--- START OF GIVEN ENTRIES ---
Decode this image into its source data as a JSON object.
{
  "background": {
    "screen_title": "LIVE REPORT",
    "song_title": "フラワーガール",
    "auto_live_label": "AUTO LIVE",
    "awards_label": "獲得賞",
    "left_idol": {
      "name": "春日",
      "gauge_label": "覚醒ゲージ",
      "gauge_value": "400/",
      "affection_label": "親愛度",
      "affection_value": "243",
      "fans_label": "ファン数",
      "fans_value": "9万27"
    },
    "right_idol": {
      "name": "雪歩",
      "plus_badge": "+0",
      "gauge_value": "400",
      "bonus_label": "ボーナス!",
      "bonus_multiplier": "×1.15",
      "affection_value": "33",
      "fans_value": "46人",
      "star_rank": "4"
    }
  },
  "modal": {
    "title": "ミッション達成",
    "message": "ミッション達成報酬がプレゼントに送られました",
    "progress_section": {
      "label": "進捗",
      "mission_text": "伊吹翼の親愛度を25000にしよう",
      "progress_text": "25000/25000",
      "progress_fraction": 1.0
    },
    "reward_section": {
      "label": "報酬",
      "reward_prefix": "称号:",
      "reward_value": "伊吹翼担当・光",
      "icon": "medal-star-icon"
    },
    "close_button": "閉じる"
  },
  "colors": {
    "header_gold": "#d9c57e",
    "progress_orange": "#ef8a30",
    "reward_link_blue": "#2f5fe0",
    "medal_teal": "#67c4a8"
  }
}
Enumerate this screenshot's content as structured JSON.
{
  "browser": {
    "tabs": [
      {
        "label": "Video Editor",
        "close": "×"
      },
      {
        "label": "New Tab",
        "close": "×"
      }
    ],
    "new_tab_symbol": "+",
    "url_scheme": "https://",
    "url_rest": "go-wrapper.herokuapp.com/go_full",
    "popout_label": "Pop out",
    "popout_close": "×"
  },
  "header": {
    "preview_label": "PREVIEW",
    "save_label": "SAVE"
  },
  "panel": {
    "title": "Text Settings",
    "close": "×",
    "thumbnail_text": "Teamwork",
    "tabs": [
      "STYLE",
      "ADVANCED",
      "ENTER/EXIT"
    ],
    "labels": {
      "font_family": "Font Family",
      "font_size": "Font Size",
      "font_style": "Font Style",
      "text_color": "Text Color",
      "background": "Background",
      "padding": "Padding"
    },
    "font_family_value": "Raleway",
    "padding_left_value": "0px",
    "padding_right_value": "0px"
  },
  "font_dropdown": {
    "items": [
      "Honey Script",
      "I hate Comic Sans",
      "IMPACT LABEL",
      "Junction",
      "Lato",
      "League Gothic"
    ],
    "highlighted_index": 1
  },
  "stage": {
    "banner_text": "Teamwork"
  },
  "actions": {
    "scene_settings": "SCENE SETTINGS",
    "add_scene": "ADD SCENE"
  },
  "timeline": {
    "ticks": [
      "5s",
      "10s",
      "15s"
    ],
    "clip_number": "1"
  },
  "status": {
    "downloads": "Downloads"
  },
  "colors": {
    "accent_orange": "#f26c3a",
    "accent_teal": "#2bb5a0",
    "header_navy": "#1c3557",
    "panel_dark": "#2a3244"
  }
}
--- END OF GIVEN ENTRIES ---
◆ **WHAT IS BEING ASKED**: From the data above, show each line that contains "JSON".

◆ **WRITTEN REPLY**:
Decode this image into its source data as a JSON object.
Enumerate this screenshot's content as structured JSON.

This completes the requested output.